--- start Provided data ---

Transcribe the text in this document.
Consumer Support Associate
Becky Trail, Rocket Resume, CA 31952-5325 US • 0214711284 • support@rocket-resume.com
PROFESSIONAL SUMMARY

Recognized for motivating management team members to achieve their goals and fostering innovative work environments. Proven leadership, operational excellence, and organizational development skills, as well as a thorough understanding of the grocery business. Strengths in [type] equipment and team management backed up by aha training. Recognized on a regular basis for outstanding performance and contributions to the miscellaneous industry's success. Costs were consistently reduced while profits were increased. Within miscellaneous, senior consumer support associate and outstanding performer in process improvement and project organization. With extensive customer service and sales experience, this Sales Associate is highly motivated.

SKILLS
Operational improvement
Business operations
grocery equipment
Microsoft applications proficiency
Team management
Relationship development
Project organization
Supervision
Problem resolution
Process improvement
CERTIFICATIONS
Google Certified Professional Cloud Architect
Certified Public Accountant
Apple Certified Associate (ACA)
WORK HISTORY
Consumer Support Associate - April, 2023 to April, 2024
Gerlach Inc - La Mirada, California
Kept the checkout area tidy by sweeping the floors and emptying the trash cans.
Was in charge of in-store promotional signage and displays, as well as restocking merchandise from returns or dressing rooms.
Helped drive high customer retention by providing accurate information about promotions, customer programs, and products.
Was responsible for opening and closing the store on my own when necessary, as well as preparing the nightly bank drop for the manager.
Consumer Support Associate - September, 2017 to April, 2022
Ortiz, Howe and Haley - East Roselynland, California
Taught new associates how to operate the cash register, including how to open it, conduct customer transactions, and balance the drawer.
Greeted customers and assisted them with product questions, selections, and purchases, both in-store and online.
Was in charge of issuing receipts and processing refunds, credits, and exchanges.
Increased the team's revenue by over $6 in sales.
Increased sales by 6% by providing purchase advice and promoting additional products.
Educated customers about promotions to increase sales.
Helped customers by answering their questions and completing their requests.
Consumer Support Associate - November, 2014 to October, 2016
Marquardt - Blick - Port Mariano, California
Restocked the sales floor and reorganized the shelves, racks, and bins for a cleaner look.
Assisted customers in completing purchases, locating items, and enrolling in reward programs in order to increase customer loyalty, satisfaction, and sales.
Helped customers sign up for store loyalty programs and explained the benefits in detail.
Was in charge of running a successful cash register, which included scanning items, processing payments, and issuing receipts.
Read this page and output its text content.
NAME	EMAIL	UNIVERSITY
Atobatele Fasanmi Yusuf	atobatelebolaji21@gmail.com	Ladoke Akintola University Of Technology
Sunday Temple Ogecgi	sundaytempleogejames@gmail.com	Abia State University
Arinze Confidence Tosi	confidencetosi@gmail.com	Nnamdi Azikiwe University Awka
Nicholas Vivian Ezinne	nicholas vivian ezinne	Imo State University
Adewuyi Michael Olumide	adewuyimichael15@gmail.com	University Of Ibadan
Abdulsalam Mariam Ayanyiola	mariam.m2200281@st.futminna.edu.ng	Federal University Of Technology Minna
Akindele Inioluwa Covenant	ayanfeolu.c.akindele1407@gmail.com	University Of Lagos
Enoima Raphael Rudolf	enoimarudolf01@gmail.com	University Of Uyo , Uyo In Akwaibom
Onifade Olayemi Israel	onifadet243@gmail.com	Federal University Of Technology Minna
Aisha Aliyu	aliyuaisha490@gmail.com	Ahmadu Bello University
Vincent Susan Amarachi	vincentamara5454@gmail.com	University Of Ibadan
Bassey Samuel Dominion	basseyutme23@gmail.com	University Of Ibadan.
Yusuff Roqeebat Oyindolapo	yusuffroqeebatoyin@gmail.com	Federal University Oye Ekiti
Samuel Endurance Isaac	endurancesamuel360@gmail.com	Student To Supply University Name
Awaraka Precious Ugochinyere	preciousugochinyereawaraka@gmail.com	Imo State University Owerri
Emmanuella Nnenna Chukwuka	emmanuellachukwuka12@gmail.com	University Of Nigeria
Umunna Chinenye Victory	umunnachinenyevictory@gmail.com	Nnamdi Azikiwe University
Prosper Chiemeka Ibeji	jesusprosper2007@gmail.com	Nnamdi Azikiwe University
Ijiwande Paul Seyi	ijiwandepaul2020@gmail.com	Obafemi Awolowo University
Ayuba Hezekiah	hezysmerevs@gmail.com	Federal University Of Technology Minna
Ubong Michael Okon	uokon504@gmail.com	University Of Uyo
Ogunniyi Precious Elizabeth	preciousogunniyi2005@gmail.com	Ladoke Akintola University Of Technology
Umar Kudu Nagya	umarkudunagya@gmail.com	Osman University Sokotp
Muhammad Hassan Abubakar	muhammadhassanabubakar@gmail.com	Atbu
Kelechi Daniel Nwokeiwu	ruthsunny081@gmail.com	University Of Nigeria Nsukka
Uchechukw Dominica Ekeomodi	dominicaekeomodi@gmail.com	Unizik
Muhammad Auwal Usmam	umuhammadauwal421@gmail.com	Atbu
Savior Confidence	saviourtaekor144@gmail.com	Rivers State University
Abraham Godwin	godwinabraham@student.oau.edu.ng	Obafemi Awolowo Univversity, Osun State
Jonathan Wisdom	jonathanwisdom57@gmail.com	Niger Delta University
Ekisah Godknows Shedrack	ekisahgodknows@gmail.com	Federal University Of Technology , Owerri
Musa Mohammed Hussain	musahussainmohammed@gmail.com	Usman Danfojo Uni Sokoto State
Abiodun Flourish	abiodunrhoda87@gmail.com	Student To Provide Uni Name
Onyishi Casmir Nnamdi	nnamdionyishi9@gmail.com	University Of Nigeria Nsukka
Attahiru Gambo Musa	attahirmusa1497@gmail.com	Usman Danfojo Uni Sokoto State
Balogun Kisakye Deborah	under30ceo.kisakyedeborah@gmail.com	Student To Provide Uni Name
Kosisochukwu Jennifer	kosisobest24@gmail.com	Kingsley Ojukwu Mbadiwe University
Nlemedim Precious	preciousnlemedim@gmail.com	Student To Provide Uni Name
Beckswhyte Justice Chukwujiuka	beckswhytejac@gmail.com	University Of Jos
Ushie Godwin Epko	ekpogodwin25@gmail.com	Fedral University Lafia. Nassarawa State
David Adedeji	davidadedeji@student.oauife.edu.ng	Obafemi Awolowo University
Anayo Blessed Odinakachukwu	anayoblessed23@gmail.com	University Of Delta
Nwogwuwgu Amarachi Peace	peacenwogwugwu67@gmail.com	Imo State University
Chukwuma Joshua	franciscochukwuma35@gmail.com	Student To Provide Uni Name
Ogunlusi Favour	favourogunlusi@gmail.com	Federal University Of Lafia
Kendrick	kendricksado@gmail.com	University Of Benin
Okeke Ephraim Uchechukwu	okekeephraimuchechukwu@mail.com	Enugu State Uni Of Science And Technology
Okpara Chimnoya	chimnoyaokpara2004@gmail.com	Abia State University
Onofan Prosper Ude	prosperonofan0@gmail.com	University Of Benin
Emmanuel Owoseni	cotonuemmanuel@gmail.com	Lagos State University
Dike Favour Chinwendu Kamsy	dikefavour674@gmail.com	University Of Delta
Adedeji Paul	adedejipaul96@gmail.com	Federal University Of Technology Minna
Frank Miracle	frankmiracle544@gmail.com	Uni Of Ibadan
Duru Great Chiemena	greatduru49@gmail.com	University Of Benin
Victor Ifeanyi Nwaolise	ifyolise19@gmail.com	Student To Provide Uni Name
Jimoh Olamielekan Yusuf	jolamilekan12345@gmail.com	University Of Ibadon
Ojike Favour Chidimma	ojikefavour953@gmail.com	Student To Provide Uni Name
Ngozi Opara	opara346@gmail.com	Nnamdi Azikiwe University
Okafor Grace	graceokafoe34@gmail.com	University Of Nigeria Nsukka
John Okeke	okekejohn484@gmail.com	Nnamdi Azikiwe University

--- end Provided data ---

=== Work instructions ===
Copy out every line that includes the word "Amarachi".

=== The reply ===
Vincent Susan Amarachi	vincentamara5454@gmail.com	University Of Ibadan
Nwogwuwgu Amarachi Peace	peacenwogwugwu67@gmail.com	Imo State University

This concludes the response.